→ **GIVEN INSTRUCTION**
Every line that holds "Kopie" should be shown.

** Begin ROWS **

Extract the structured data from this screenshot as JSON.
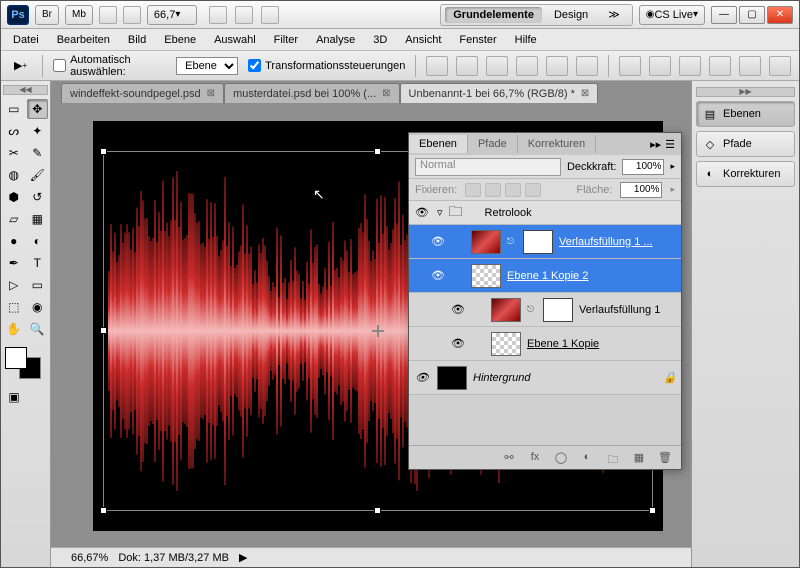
{
  "titlebar": {
    "zoom_dd": "66,7",
    "workspace": {
      "essentials": "Grundelemente",
      "design": "Design"
    },
    "cslive": "CS Live"
  },
  "menu": [
    "Datei",
    "Bearbeiten",
    "Bild",
    "Ebene",
    "Auswahl",
    "Filter",
    "Analyse",
    "3D",
    "Ansicht",
    "Fenster",
    "Hilfe"
  ],
  "optbar": {
    "auto_select_label": "Automatisch auswählen:",
    "auto_select_mode": "Ebene",
    "transform_label": "Transformationssteuerungen"
  },
  "tabs": [
    {
      "label": "windeffekt-soundpegel.psd",
      "active": false
    },
    {
      "label": "musterdatei.psd bei 100% (...",
      "active": false
    },
    {
      "label": "Unbenannt-1 bei 66,7% (RGB/8) *",
      "active": true
    }
  ],
  "layers_panel": {
    "tabs": [
      "Ebenen",
      "Pfade",
      "Korrekturen"
    ],
    "blend_mode": "Normal",
    "opacity_label": "Deckkraft:",
    "opacity": "100%",
    "fill_label": "Fläche:",
    "fill": "100%",
    "lock_label": "Fixieren:",
    "group": "Retrolook",
    "layers": [
      {
        "name": "Verlaufsfüllung 1 ...",
        "selected": true,
        "fill": true
      },
      {
        "name": "Ebene 1 Kopie 2",
        "selected": true,
        "fill": false
      },
      {
        "name": "Verlaufsfüllung 1",
        "selected": false,
        "fill": true
      },
      {
        "name": "Ebene 1 Kopie",
        "selected": false,
        "fill": false
      }
    ],
    "background": "Hintergrund"
  },
  "dock": {
    "ebenen": "Ebenen",
    "pfade": "Pfade",
    "korrekturen": "Korrekturen"
  },
  "status": {
    "zoom": "66,67%",
    "doc": "Dok: 1,37 MB/3,27 MB"
  }
}
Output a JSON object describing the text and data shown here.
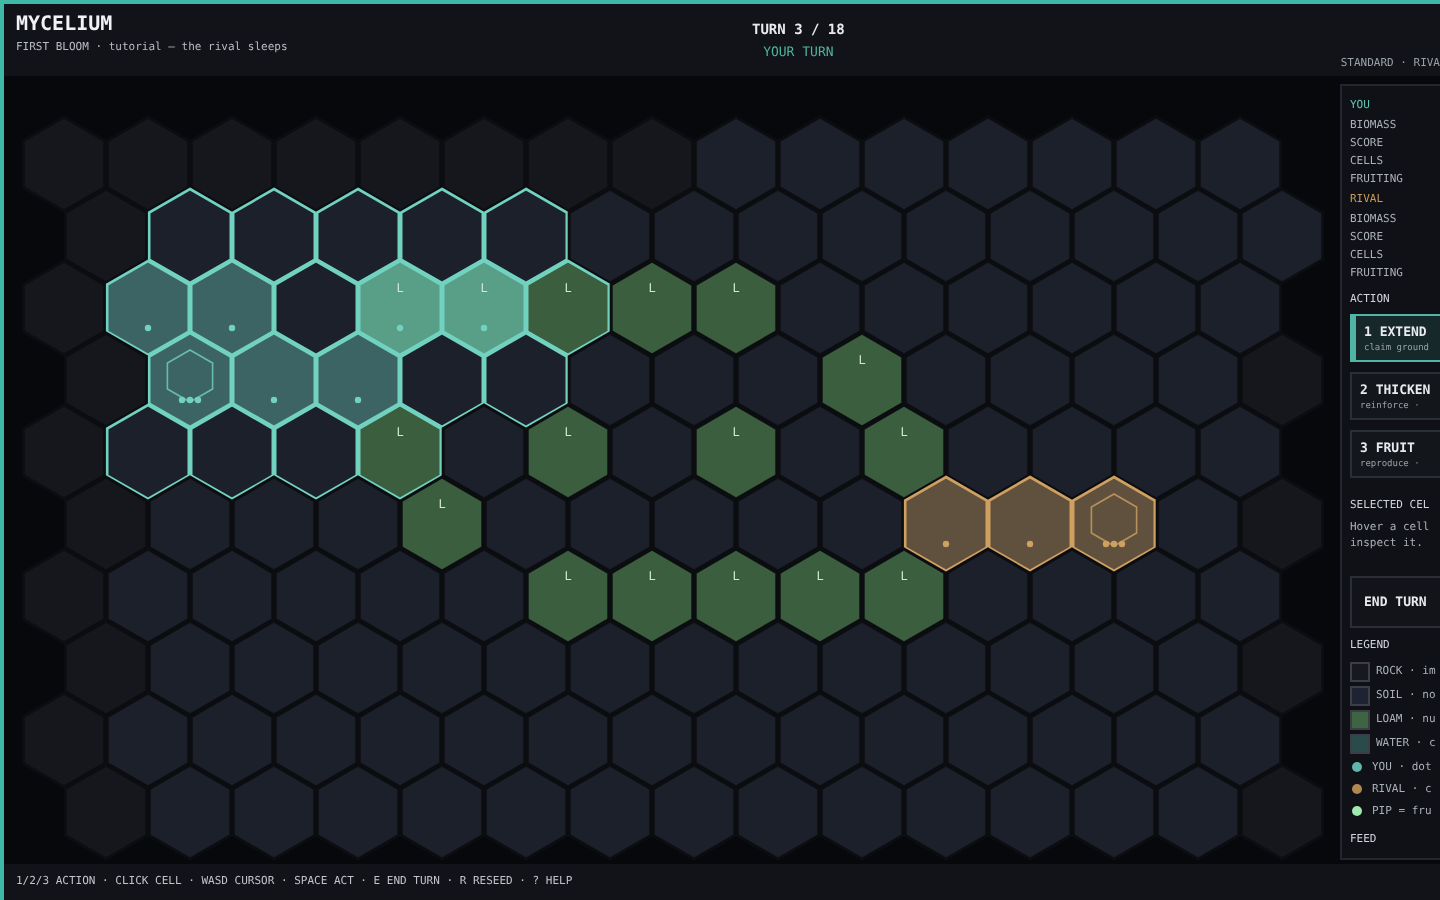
{
  "header": {
    "title": "MYCELIUM",
    "subtitle": "FIRST BLOOM · tutorial — the rival sleeps",
    "turn": "TURN 3 / 18",
    "turn_state": "YOUR TURN",
    "mode": "STANDARD · RIVA"
  },
  "map": {
    "rows": [
      {
        "cells": [
          {
            "kind": "rock"
          },
          {
            "kind": "rock"
          },
          {
            "kind": "rock"
          },
          {
            "kind": "rock"
          },
          {
            "kind": "rock"
          },
          {
            "kind": "rock"
          },
          {
            "kind": "rock"
          },
          {
            "kind": "rock"
          },
          {
            "kind": "soil"
          },
          {
            "kind": "soil"
          },
          {
            "kind": "soil"
          },
          {
            "kind": "soil"
          },
          {
            "kind": "soil"
          },
          {
            "kind": "soil"
          },
          {
            "kind": "soil"
          }
        ]
      },
      {
        "cells": [
          {
            "kind": "rock"
          },
          {
            "kind": "soil",
            "color": "#72d2c0",
            "biomass": false,
            "fruiting": false
          },
          {
            "kind": "soil",
            "color": "#72d2c0",
            "biomass": false,
            "fruiting": false
          },
          {
            "kind": "soil",
            "color": "#72d2c0",
            "biomass": false,
            "fruiting": false
          },
          {
            "kind": "soil",
            "color": "#72d2c0",
            "biomass": false,
            "fruiting": false
          },
          {
            "kind": "soil",
            "color": "#72d2c0",
            "biomass": false,
            "fruiting": false
          },
          {
            "kind": "soil"
          },
          {
            "kind": "soil"
          },
          {
            "kind": "soil"
          },
          {
            "kind": "soil"
          },
          {
            "kind": "soil"
          },
          {
            "kind": "soil"
          },
          {
            "kind": "soil"
          },
          {
            "kind": "soil"
          },
          {
            "kind": "soil"
          }
        ]
      },
      {
        "cells": [
          {
            "kind": "rock"
          },
          {
            "kind": "soil",
            "color": "#72d2c0",
            "biomass": true,
            "fruiting": false
          },
          {
            "kind": "soil",
            "color": "#72d2c0",
            "biomass": true,
            "fruiting": false
          },
          {
            "kind": "soil",
            "color": "#72d2c0",
            "biomass": false,
            "fruiting": false
          },
          {
            "kind": "loam",
            "label": "L",
            "color": "#72d2c0",
            "biomass": true,
            "fruiting": false
          },
          {
            "kind": "loam",
            "label": "L",
            "color": "#72d2c0",
            "biomass": true,
            "fruiting": false
          },
          {
            "kind": "loam",
            "label": "L",
            "color": "#72d2c0",
            "biomass": false,
            "fruiting": false
          },
          {
            "kind": "loam",
            "label": "L"
          },
          {
            "kind": "loam",
            "label": "L"
          },
          {
            "kind": "soil"
          },
          {
            "kind": "soil"
          },
          {
            "kind": "soil"
          },
          {
            "kind": "soil"
          },
          {
            "kind": "soil"
          },
          {
            "kind": "soil"
          }
        ]
      },
      {
        "cells": [
          {
            "kind": "rock"
          },
          {
            "kind": "soil",
            "color": "#72d2c0",
            "biomass": true,
            "fruiting": true
          },
          {
            "kind": "soil",
            "color": "#72d2c0",
            "biomass": true,
            "fruiting": false
          },
          {
            "kind": "soil",
            "color": "#72d2c0",
            "biomass": true,
            "fruiting": false
          },
          {
            "kind": "soil",
            "color": "#72d2c0",
            "biomass": false,
            "fruiting": false
          },
          {
            "kind": "soil",
            "color": "#72d2c0",
            "biomass": false,
            "fruiting": false
          },
          {
            "kind": "soil"
          },
          {
            "kind": "soil"
          },
          {
            "kind": "soil"
          },
          {
            "kind": "loam",
            "label": "L"
          },
          {
            "kind": "soil"
          },
          {
            "kind": "soil"
          },
          {
            "kind": "soil"
          },
          {
            "kind": "soil"
          },
          {
            "kind": "rock"
          }
        ]
      },
      {
        "cells": [
          {
            "kind": "rock"
          },
          {
            "kind": "soil",
            "color": "#72d2c0",
            "biomass": false,
            "fruiting": false
          },
          {
            "kind": "soil",
            "color": "#72d2c0",
            "biomass": false,
            "fruiting": false
          },
          {
            "kind": "soil",
            "color": "#72d2c0",
            "biomass": false,
            "fruiting": false
          },
          {
            "kind": "loam",
            "label": "L",
            "color": "#72d2c0",
            "biomass": false,
            "fruiting": false
          },
          {
            "kind": "soil"
          },
          {
            "kind": "loam",
            "label": "L"
          },
          {
            "kind": "soil"
          },
          {
            "kind": "loam",
            "label": "L"
          },
          {
            "kind": "soil"
          },
          {
            "kind": "loam",
            "label": "L"
          },
          {
            "kind": "soil"
          },
          {
            "kind": "soil"
          },
          {
            "kind": "soil"
          },
          {
            "kind": "soil"
          }
        ]
      },
      {
        "cells": [
          {
            "kind": "rock"
          },
          {
            "kind": "soil"
          },
          {
            "kind": "soil"
          },
          {
            "kind": "soil"
          },
          {
            "kind": "loam",
            "label": "L"
          },
          {
            "kind": "soil"
          },
          {
            "kind": "soil"
          },
          {
            "kind": "soil"
          },
          {
            "kind": "soil"
          },
          {
            "kind": "soil"
          },
          {
            "kind": "soil",
            "color": "#d0a060",
            "biomass": true,
            "fruiting": false
          },
          {
            "kind": "soil",
            "color": "#d0a060",
            "biomass": true,
            "fruiting": false
          },
          {
            "kind": "soil",
            "color": "#d0a060",
            "biomass": true,
            "fruiting": true
          },
          {
            "kind": "soil"
          },
          {
            "kind": "rock"
          }
        ]
      },
      {
        "cells": [
          {
            "kind": "rock"
          },
          {
            "kind": "soil"
          },
          {
            "kind": "soil"
          },
          {
            "kind": "soil"
          },
          {
            "kind": "soil"
          },
          {
            "kind": "soil"
          },
          {
            "kind": "loam",
            "label": "L"
          },
          {
            "kind": "loam",
            "label": "L"
          },
          {
            "kind": "loam",
            "label": "L"
          },
          {
            "kind": "loam",
            "label": "L"
          },
          {
            "kind": "loam",
            "label": "L"
          },
          {
            "kind": "soil"
          },
          {
            "kind": "soil"
          },
          {
            "kind": "soil"
          },
          {
            "kind": "soil"
          }
        ]
      },
      {
        "cells": [
          {
            "kind": "rock"
          },
          {
            "kind": "soil"
          },
          {
            "kind": "soil"
          },
          {
            "kind": "soil"
          },
          {
            "kind": "soil"
          },
          {
            "kind": "soil"
          },
          {
            "kind": "soil"
          },
          {
            "kind": "soil"
          },
          {
            "kind": "soil"
          },
          {
            "kind": "soil"
          },
          {
            "kind": "soil"
          },
          {
            "kind": "soil"
          },
          {
            "kind": "soil"
          },
          {
            "kind": "soil"
          },
          {
            "kind": "rock"
          }
        ]
      },
      {
        "cells": [
          {
            "kind": "rock"
          },
          {
            "kind": "soil"
          },
          {
            "kind": "soil"
          },
          {
            "kind": "soil"
          },
          {
            "kind": "soil"
          },
          {
            "kind": "soil"
          },
          {
            "kind": "soil"
          },
          {
            "kind": "soil"
          },
          {
            "kind": "soil"
          },
          {
            "kind": "soil"
          },
          {
            "kind": "soil"
          },
          {
            "kind": "soil"
          },
          {
            "kind": "soil"
          },
          {
            "kind": "soil"
          },
          {
            "kind": "soil"
          }
        ]
      },
      {
        "cells": [
          {
            "kind": "rock"
          },
          {
            "kind": "soil"
          },
          {
            "kind": "soil"
          },
          {
            "kind": "soil"
          },
          {
            "kind": "soil"
          },
          {
            "kind": "soil"
          },
          {
            "kind": "soil"
          },
          {
            "kind": "soil"
          },
          {
            "kind": "soil"
          },
          {
            "kind": "soil"
          },
          {
            "kind": "soil"
          },
          {
            "kind": "soil"
          },
          {
            "kind": "soil"
          },
          {
            "kind": "soil"
          },
          {
            "kind": "rock"
          }
        ]
      }
    ]
  },
  "sidebar": {
    "players": [
      {
        "name": "YOU",
        "color": "#5fc7b4",
        "stats": [
          "BIOMASS",
          "SCORE",
          "CELLS",
          "FRUITING"
        ]
      },
      {
        "name": "RIVAL",
        "color": "#c99a5a",
        "stats": [
          "BIOMASS",
          "SCORE",
          "CELLS",
          "FRUITING"
        ]
      }
    ],
    "action_heading": "ACTION",
    "actions": [
      {
        "title": "1 EXTEND",
        "hint": "claim ground",
        "selected": true
      },
      {
        "title": "2 THICKEN",
        "hint": "reinforce ·",
        "selected": false
      },
      {
        "title": "3 FRUIT",
        "hint": "reproduce ·",
        "selected": false
      }
    ],
    "selected_heading": "SELECTED CEL",
    "selected_text": "Hover a cell inspect it.",
    "end_turn": "END TURN",
    "legend_heading": "LEGEND",
    "legend": [
      {
        "kind": "swatch",
        "color": "#17191e",
        "label": "ROCK · im"
      },
      {
        "kind": "swatch",
        "color": "#1d2330",
        "label": "SOIL · no"
      },
      {
        "kind": "swatch",
        "color": "#3d6541",
        "label": "LOAM · nu"
      },
      {
        "kind": "swatch",
        "color": "#2b4a4c",
        "label": "WATER · c"
      },
      {
        "kind": "dot",
        "color": "#5fb5ad",
        "label": "YOU · dot"
      },
      {
        "kind": "dot",
        "color": "#b08850",
        "label": "RIVAL · c"
      },
      {
        "kind": "dot",
        "color": "#9fe8b0",
        "label": "PIP = fru"
      }
    ],
    "feed_heading": "FEED"
  },
  "footer": "1/2/3 ACTION · CLICK CELL · WASD CURSOR · SPACE ACT · E END TURN · R RESEED · ? HELP"
}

** End ROWS **

→ **ANSWER FOR THIS EXERCISE**
        "name": "Ebene 1 Kopie 2",
        "name": "Ebene 1 Kopie",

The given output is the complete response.